■ Input records:
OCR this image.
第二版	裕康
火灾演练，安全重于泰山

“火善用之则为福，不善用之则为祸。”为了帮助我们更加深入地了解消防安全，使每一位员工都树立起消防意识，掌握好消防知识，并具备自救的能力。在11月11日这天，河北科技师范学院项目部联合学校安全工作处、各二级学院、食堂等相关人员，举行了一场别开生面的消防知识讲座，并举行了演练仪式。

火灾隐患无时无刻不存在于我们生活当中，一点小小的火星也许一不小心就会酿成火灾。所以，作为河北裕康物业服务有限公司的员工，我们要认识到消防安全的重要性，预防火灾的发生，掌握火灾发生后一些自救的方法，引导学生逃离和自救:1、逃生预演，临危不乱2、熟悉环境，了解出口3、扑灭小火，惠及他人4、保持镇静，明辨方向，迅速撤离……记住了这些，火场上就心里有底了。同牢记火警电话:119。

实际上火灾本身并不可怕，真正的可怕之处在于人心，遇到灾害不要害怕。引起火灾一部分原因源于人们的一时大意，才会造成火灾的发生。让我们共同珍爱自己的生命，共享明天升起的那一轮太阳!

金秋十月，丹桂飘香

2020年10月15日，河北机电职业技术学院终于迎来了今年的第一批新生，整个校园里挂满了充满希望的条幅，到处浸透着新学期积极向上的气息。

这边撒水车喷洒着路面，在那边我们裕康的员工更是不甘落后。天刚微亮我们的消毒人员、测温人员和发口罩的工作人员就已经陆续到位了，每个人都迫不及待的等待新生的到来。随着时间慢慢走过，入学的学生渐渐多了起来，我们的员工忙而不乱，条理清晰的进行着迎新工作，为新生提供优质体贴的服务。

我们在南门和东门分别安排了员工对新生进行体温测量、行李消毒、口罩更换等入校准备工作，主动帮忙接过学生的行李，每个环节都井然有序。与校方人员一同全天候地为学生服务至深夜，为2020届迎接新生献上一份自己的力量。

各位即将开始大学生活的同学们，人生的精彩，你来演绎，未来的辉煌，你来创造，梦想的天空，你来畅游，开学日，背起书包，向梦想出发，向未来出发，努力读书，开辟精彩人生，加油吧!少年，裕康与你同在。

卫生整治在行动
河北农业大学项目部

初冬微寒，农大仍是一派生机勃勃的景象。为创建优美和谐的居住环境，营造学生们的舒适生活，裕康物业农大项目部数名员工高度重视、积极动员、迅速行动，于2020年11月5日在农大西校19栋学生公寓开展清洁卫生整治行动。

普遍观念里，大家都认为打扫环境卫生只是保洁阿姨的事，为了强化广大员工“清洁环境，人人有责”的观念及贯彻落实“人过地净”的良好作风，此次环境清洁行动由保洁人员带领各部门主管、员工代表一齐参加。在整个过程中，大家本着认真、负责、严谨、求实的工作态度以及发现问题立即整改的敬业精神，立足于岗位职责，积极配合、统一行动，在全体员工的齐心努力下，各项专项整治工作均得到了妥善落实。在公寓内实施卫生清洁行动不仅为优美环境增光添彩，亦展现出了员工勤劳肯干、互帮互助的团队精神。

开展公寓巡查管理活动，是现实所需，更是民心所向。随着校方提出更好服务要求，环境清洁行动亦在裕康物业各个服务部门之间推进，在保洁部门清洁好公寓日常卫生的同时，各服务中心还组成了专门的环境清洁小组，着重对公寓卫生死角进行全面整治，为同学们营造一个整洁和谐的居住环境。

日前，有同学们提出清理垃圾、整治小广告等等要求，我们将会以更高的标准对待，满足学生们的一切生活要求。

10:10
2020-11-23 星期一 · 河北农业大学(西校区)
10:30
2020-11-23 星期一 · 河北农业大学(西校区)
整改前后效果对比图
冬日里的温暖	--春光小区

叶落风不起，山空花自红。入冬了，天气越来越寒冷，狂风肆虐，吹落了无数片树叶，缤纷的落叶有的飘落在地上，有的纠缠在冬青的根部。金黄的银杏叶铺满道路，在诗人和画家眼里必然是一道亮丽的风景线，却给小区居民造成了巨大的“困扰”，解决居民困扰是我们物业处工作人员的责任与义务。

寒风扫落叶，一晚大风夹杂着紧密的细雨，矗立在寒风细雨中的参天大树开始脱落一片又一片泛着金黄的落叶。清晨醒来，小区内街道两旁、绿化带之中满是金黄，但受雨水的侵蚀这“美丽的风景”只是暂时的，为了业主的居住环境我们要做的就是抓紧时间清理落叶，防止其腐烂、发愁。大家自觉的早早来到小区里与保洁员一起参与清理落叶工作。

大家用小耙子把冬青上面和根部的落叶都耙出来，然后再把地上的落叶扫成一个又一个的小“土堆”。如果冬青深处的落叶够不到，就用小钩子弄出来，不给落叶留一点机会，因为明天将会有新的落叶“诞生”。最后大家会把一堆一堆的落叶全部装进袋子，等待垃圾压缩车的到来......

■ Task directions: Take the entries above and transcribe them exactly.

■ Written solution:
OCR this image.
第二版	裕康
火灾演练，安全重于泰山

“火善用之则为福，不善用之则为祸。”为了帮助我们更加深入地了解消防安全，使每一位员工都树立起消防意识，掌握好消防知识，并具备自救的能力。在11月11日这天，河北科技师范学院项目部联合学校安全工作处、各二级学院、食堂等相关人员，举行了一场别开生面的消防知识讲座，并举行了演练仪式。

火灾隐患无时无刻不存在于我们生活当中，一点小小的火星也许一不小心就会酿成火灾。所以，作为河北裕康物业服务有限公司的员工，我们要认识到消防安全的重要性，预防火灾的发生，掌握火灾发生后一些自救的方法，引导学生逃离和自救:1、逃生预演，临危不乱2、熟悉环境，了解出口3、扑灭小火，惠及他人4、保持镇静，明辨方向，迅速撤离……记住了这些，火场上就心里有底了。同牢记火警电话:119。

实际上火灾本身并不可怕，真正的可怕之处在于人心，遇到灾害不要害怕。引起火灾一部分原因源于人们的一时大意，才会造成火灾的发生。让我们共同珍爱自己的生命，共享明天升起的那一轮太阳!

金秋十月，丹桂飘香

2020年10月15日，河北机电职业技术学院终于迎来了今年的第一批新生，整个校园里挂满了充满希望的条幅，到处浸透着新学期积极向上的气息。

这边撒水车喷洒着路面，在那边我们裕康的员工更是不甘落后。天刚微亮我们的消毒人员、测温人员和发口罩的工作人员就已经陆续到位了，每个人都迫不及待的等待新生的到来。随着时间慢慢走过，入学的学生渐渐多了起来，我们的员工忙而不乱，条理清晰的进行着迎新工作，为新生提供优质体贴的服务。

我们在南门和东门分别安排了员工对新生进行体温测量、行李消毒、口罩更换等入校准备工作，主动帮忙接过学生的行李，每个环节都井然有序。与校方人员一同全天候地为学生服务至深夜，为2020届迎接新生献上一份自己的力量。

各位即将开始大学生活的同学们，人生的精彩，你来演绎，未来的辉煌，你来创造，梦想的天空，你来畅游，开学日，背起书包，向梦想出发，向未来出发，努力读书，开辟精彩人生，加油吧!少年，裕康与你同在。

卫生整治在行动
河北农业大学项目部

初冬微寒，农大仍是一派生机勃勃的景象。为创建优美和谐的居住环境，营造学生们的舒适生活，裕康物业农大项目部数名员工高度重视、积极动员、迅速行动，于2020年11月5日在农大西校19栋学生公寓开展清洁卫生整治行动。

普遍观念里，大家都认为打扫环境卫生只是保洁阿姨的事，为了强化广大员工“清洁环境，人人有责”的观念及贯彻落实“人过地净”的良好作风，此次环境清洁行动由保洁人员带领各部门主管、员工代表一齐参加。在整个过程中，大家本着认真、负责、严谨、求实的工作态度以及发现问题立即整改的敬业精神，立足于岗位职责，积极配合、统一行动，在全体员工的齐心努力下，各项专项整治工作均得到了妥善落实。在公寓内实施卫生清洁行动不仅为优美环境增光添彩，亦展现出了员工勤劳肯干、互帮互助的团队精神。

开展公寓巡查管理活动，是现实所需，更是民心所向。随着校方提出更好服务要求，环境清洁行动亦在裕康物业各个服务部门之间推进，在保洁部门清洁好公寓日常卫生的同时，各服务中心还组成了专门的环境清洁小组，着重对公寓卫生死角进行全面整治，为同学们营造一个整洁和谐的居住环境。

日前，有同学们提出清理垃圾、整治小广告等等要求，我们将会以更高的标准对待，满足学生们的一切生活要求。

10:10
2020-11-23 星期一 · 河北农业大学(西校区)
10:30
2020-11-23 星期一 · 河北农业大学(西校区)
整改前后效果对比图
冬日里的温暖	--春光小区

叶落风不起，山空花自红。入冬了，天气越来越寒冷，狂风肆虐，吹落了无数片树叶，缤纷的落叶有的飘落在地上，有的纠缠在冬青的根部。金黄的银杏叶铺满道路，在诗人和画家眼里必然是一道亮丽的风景线，却给小区居民造成了巨大的“困扰”，解决居民困扰是我们物业处工作人员的责任与义务。

寒风扫落叶，一晚大风夹杂着紧密的细雨，矗立在寒风细雨中的参天大树开始脱落一片又一片泛着金黄的落叶。清晨醒来，小区内街道两旁、绿化带之中满是金黄，但受雨水的侵蚀这“美丽的风景”只是暂时的，为了业主的居住环境我们要做的就是抓紧时间清理落叶，防止其腐烂、发愁。大家自觉的早早来到小区里与保洁员一起参与清理落叶工作。

大家用小耙子把冬青上面和根部的落叶都耙出来，然后再把地上的落叶扫成一个又一个的小“土堆”。如果冬青深处的落叶够不到，就用小钩子弄出来，不给落叶留一点机会，因为明天将会有新的落叶“诞生”。最后大家会把一堆一堆的落叶全部装进袋子，等待垃圾压缩车的到来......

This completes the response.